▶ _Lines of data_
BEGIN

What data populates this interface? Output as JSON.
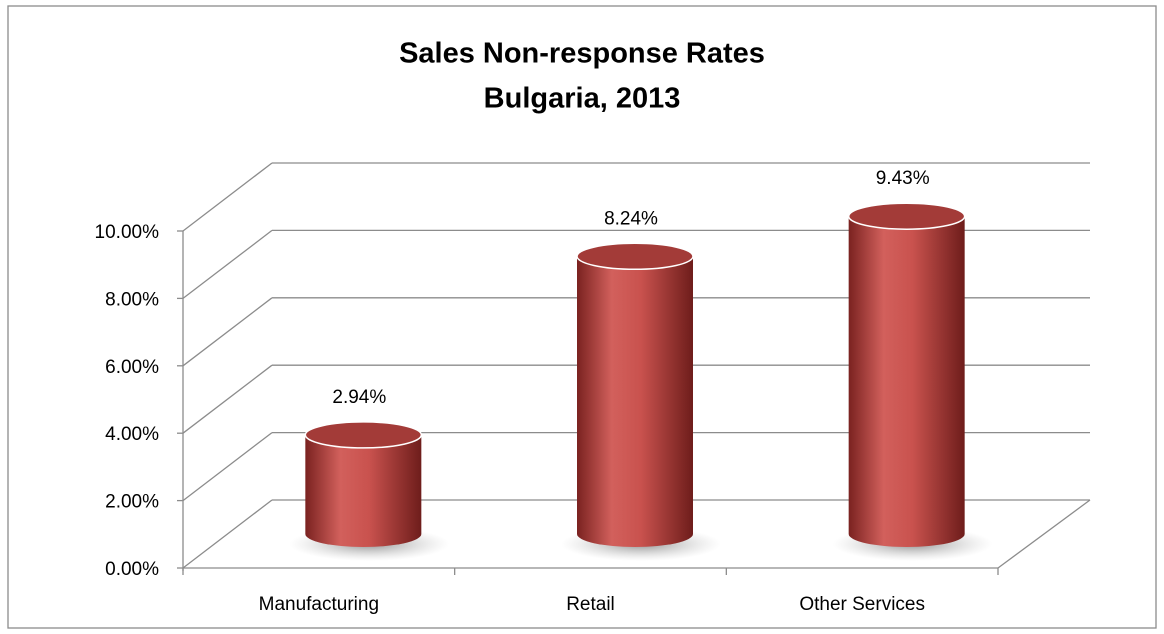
{
  "chart_data": {
    "type": "bar3d",
    "title": "Sales Non-response Rates",
    "subtitle": "Bulgaria, 2013",
    "categories": [
      "Manufacturing",
      "Retail",
      "Other Services"
    ],
    "values": [
      2.94,
      8.24,
      9.43
    ],
    "value_labels": [
      "2.94%",
      "8.24%",
      "9.43%"
    ],
    "color": "#c0504d",
    "ylim": [
      0,
      10
    ],
    "yticks": [
      {
        "value": 0,
        "label": "0.00%"
      },
      {
        "value": 2,
        "label": "2.00%"
      },
      {
        "value": 4,
        "label": "4.00%"
      },
      {
        "value": 6,
        "label": "6.00%"
      },
      {
        "value": 8,
        "label": "8.00%"
      },
      {
        "value": 10,
        "label": "10.00%"
      }
    ],
    "grid": true
  }
}
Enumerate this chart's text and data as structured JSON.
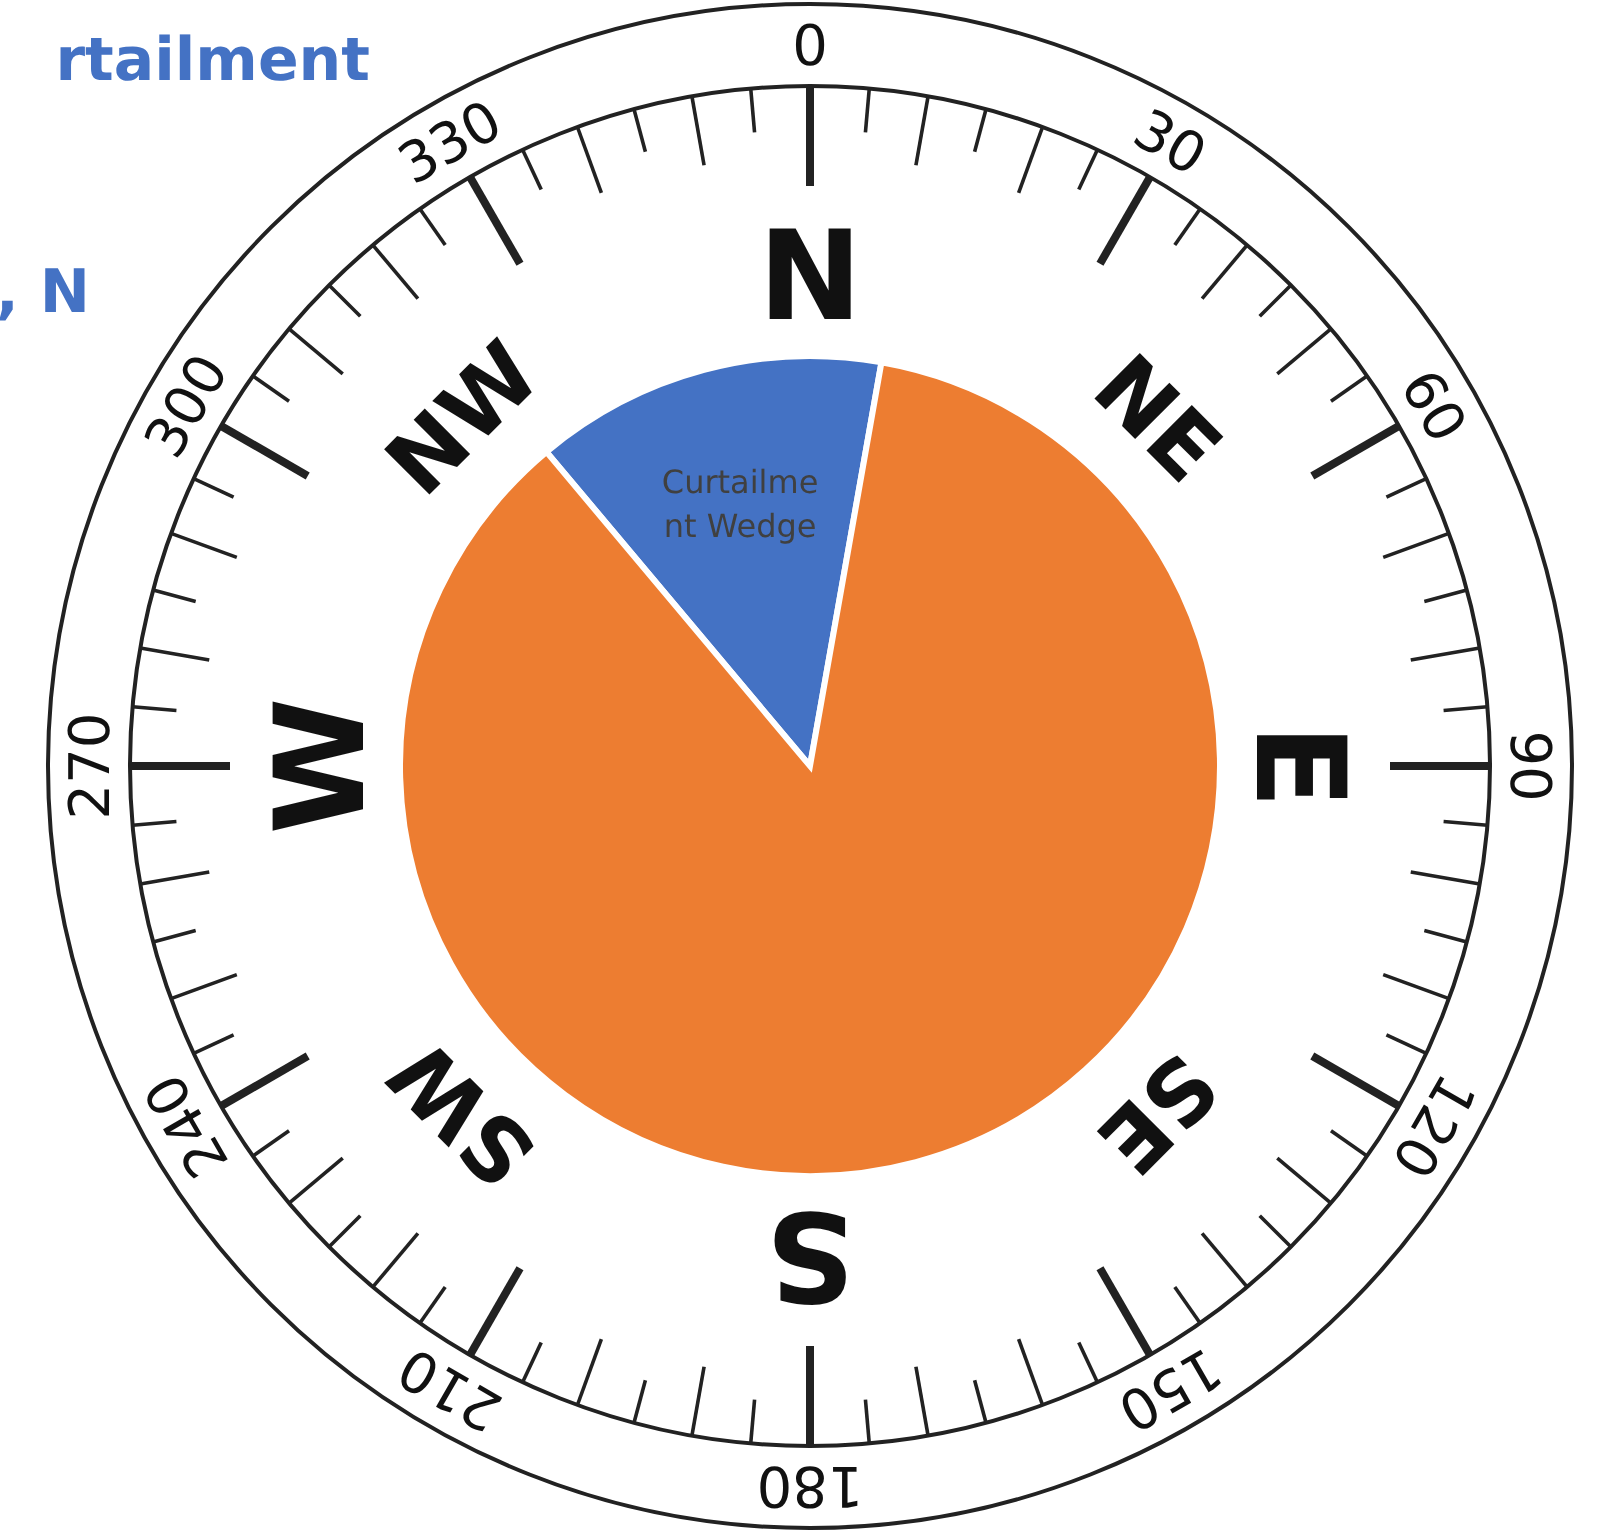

END

▶ _Your goal_
Collect every line from the records above that contains the word "JSON".

▶ _Task output_
What data populates this interface? Output as JSON.
Enumerate this chart's text and data as structured JSON.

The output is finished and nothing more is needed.